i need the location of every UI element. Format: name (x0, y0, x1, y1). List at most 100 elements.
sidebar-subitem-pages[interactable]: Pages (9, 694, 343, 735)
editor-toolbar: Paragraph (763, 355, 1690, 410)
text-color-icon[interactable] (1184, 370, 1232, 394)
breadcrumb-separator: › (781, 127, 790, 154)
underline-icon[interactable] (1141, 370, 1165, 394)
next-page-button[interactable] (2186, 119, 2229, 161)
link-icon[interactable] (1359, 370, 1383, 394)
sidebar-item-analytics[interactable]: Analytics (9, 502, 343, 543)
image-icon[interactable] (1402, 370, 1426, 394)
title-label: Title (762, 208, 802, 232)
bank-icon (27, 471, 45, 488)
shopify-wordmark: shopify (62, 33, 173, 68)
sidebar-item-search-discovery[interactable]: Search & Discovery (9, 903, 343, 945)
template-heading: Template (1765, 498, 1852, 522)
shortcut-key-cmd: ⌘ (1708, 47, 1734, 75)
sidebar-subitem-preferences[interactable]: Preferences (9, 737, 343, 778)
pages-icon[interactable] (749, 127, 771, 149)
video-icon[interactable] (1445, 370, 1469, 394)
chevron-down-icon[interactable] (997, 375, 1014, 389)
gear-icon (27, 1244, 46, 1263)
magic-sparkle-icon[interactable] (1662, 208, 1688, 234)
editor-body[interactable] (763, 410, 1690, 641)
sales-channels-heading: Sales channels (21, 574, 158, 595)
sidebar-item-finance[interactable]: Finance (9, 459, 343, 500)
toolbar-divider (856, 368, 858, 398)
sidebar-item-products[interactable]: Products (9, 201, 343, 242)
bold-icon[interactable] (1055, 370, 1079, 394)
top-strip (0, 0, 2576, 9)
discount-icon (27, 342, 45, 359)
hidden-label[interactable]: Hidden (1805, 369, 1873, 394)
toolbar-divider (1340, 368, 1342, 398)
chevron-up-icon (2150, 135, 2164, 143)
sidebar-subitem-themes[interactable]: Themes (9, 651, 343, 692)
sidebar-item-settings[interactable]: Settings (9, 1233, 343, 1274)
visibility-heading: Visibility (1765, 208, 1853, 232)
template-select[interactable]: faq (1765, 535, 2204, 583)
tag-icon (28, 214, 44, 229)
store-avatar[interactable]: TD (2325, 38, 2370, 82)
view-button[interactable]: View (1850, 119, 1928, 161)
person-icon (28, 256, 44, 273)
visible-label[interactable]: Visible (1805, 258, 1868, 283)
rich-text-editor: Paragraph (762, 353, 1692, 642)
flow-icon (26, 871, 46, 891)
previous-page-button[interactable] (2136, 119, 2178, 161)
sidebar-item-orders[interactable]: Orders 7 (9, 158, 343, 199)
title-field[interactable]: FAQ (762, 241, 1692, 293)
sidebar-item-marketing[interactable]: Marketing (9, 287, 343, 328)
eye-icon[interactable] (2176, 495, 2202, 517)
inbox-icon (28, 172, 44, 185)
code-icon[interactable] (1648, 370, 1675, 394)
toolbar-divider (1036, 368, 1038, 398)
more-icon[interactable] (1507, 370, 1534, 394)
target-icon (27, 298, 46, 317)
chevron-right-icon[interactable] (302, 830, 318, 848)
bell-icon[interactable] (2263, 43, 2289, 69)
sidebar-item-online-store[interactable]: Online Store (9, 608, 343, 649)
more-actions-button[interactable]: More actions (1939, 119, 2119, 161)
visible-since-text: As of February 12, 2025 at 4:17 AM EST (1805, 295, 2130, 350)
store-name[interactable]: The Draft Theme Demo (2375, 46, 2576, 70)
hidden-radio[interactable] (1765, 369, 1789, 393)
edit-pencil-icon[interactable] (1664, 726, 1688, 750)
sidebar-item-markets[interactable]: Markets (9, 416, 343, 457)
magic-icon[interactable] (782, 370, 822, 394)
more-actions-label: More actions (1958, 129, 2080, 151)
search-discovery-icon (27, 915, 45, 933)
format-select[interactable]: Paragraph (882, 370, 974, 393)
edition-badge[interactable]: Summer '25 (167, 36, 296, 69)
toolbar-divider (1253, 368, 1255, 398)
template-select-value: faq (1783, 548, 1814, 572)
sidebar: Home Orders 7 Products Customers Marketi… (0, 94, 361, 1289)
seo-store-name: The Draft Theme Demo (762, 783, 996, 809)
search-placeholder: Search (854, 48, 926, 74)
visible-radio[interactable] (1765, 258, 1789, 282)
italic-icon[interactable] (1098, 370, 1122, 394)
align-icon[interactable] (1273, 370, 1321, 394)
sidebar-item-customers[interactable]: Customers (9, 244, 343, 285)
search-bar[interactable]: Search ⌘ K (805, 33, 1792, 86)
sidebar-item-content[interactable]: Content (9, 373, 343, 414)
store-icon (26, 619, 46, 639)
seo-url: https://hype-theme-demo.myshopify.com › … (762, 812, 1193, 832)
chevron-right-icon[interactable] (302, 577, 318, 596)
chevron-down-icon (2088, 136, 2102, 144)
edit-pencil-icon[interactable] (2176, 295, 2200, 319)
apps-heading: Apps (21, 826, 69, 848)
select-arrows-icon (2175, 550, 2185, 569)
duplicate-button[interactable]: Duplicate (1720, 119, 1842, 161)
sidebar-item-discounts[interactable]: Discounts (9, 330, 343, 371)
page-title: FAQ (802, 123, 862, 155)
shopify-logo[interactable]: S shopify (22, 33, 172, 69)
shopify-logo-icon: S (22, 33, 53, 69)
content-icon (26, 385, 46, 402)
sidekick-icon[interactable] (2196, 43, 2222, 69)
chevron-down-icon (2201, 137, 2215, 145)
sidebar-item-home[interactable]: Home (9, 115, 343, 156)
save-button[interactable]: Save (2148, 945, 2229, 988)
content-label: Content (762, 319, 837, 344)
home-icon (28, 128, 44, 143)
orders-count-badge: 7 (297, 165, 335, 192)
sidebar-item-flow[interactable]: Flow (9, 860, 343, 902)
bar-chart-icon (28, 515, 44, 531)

▶ REQUIREMENTS
Copy the material above verbatim.

▶ IN RESPONSE
i need the location of every UI element. Format: name (x0, y0, x1, y1). List at most 100 elements.
sidebar-subitem-pages[interactable]: Pages (9, 694, 343, 735)
editor-toolbar: Paragraph (763, 355, 1690, 410)
text-color-icon[interactable] (1184, 370, 1232, 394)
breadcrumb-separator: › (781, 127, 790, 154)
underline-icon[interactable] (1141, 370, 1165, 394)
next-page-button[interactable] (2186, 119, 2229, 161)
link-icon[interactable] (1359, 370, 1383, 394)
sidebar-item-analytics[interactable]: Analytics (9, 502, 343, 543)
image-icon[interactable] (1402, 370, 1426, 394)
title-label: Title (762, 208, 802, 232)
bank-icon (27, 471, 45, 488)
shopify-wordmark: shopify (62, 33, 173, 68)
sidebar-item-search-discovery[interactable]: Search & Discovery (9, 903, 343, 945)
template-heading: Template (1765, 498, 1852, 522)
shortcut-key-cmd: ⌘ (1708, 47, 1734, 75)
sidebar-subitem-preferences[interactable]: Preferences (9, 737, 343, 778)
pages-icon[interactable] (749, 127, 771, 149)
video-icon[interactable] (1445, 370, 1469, 394)
chevron-down-icon[interactable] (997, 375, 1014, 389)
gear-icon (27, 1244, 46, 1263)
magic-sparkle-icon[interactable] (1662, 208, 1688, 234)
editor-body[interactable] (763, 410, 1690, 641)
sales-channels-heading: Sales channels (21, 574, 158, 595)
sidebar-item-finance[interactable]: Finance (9, 459, 343, 500)
toolbar-divider (856, 368, 858, 398)
sidebar-item-products[interactable]: Products (9, 201, 343, 242)
bold-icon[interactable] (1055, 370, 1079, 394)
top-strip (0, 0, 2576, 9)
discount-icon (27, 342, 45, 359)
hidden-label[interactable]: Hidden (1805, 369, 1873, 394)
toolbar-divider (1340, 368, 1342, 398)
chevron-up-icon (2150, 135, 2164, 143)
sidebar-subitem-themes[interactable]: Themes (9, 651, 343, 692)
sidebar-item-settings[interactable]: Settings (9, 1233, 343, 1274)
visibility-heading: Visibility (1765, 208, 1853, 232)
template-select[interactable]: faq (1765, 535, 2204, 583)
tag-icon (28, 214, 44, 229)
store-avatar[interactable]: TD (2325, 38, 2370, 82)
view-button[interactable]: View (1850, 119, 1928, 161)
person-icon (28, 256, 44, 273)
visible-label[interactable]: Visible (1805, 258, 1868, 283)
rich-text-editor: Paragraph (762, 353, 1692, 642)
flow-icon (26, 871, 46, 891)
previous-page-button[interactable] (2136, 119, 2178, 161)
sidebar-item-orders[interactable]: Orders 7 (9, 158, 343, 199)
title-field[interactable]: FAQ (762, 241, 1692, 293)
sidebar-item-marketing[interactable]: Marketing (9, 287, 343, 328)
eye-icon[interactable] (2176, 495, 2202, 517)
inbox-icon (28, 172, 44, 185)
code-icon[interactable] (1648, 370, 1675, 394)
toolbar-divider (1036, 368, 1038, 398)
more-icon[interactable] (1507, 370, 1534, 394)
target-icon (27, 298, 46, 317)
chevron-right-icon[interactable] (302, 830, 318, 848)
bell-icon[interactable] (2263, 43, 2289, 69)
sidebar-item-online-store[interactable]: Online Store (9, 608, 343, 649)
more-actions-button[interactable]: More actions (1939, 119, 2119, 161)
visible-since-text: As of February 12, 2025 at 4:17 AM EST (1805, 295, 2130, 350)
store-name[interactable]: The Draft Theme Demo (2375, 46, 2576, 70)
hidden-radio[interactable] (1765, 369, 1789, 393)
edit-pencil-icon[interactable] (1664, 726, 1688, 750)
sidebar-item-markets[interactable]: Markets (9, 416, 343, 457)
magic-icon[interactable] (782, 370, 822, 394)
more-actions-label: More actions (1958, 129, 2080, 151)
search-discovery-icon (27, 915, 45, 933)
format-select[interactable]: Paragraph (882, 370, 974, 393)
edition-badge[interactable]: Summer '25 (167, 36, 296, 69)
toolbar-divider (1253, 368, 1255, 398)
template-select-value: faq (1783, 548, 1814, 572)
sidebar: Home Orders 7 Products Customers Marketi… (0, 94, 361, 1289)
seo-store-name: The Draft Theme Demo (762, 783, 996, 809)
search-placeholder: Search (854, 48, 926, 74)
visible-radio[interactable] (1765, 258, 1789, 282)
italic-icon[interactable] (1098, 370, 1122, 394)
align-icon[interactable] (1273, 370, 1321, 394)
sidebar-item-customers[interactable]: Customers (9, 244, 343, 285)
search-bar[interactable]: Search ⌘ K (805, 33, 1792, 86)
sidebar-item-content[interactable]: Content (9, 373, 343, 414)
store-icon (26, 619, 46, 639)
seo-url: https://hype-theme-demo.myshopify.com › … (762, 812, 1193, 832)
chevron-right-icon[interactable] (302, 577, 318, 596)
chevron-down-icon (2088, 136, 2102, 144)
edit-pencil-icon[interactable] (2176, 295, 2200, 319)
apps-heading: Apps (21, 826, 69, 848)
select-arrows-icon (2175, 550, 2185, 569)
duplicate-button[interactable]: Duplicate (1720, 119, 1842, 161)
sidebar-item-discounts[interactable]: Discounts (9, 330, 343, 371)
page-title: FAQ (802, 123, 862, 155)
shopify-logo[interactable]: S shopify (22, 33, 172, 69)
shopify-logo-icon: S (22, 33, 53, 69)
content-icon (26, 385, 46, 402)
sidekick-icon[interactable] (2196, 43, 2222, 69)
chevron-down-icon (2201, 137, 2215, 145)
sidebar-item-home[interactable]: Home (9, 115, 343, 156)
save-button[interactable]: Save (2148, 945, 2229, 988)
content-label: Content (762, 319, 837, 344)
home-icon (28, 128, 44, 143)
orders-count-badge: 7 (297, 165, 335, 192)
sidebar-item-flow[interactable]: Flow (9, 860, 343, 902)
bar-chart-icon (28, 515, 44, 531)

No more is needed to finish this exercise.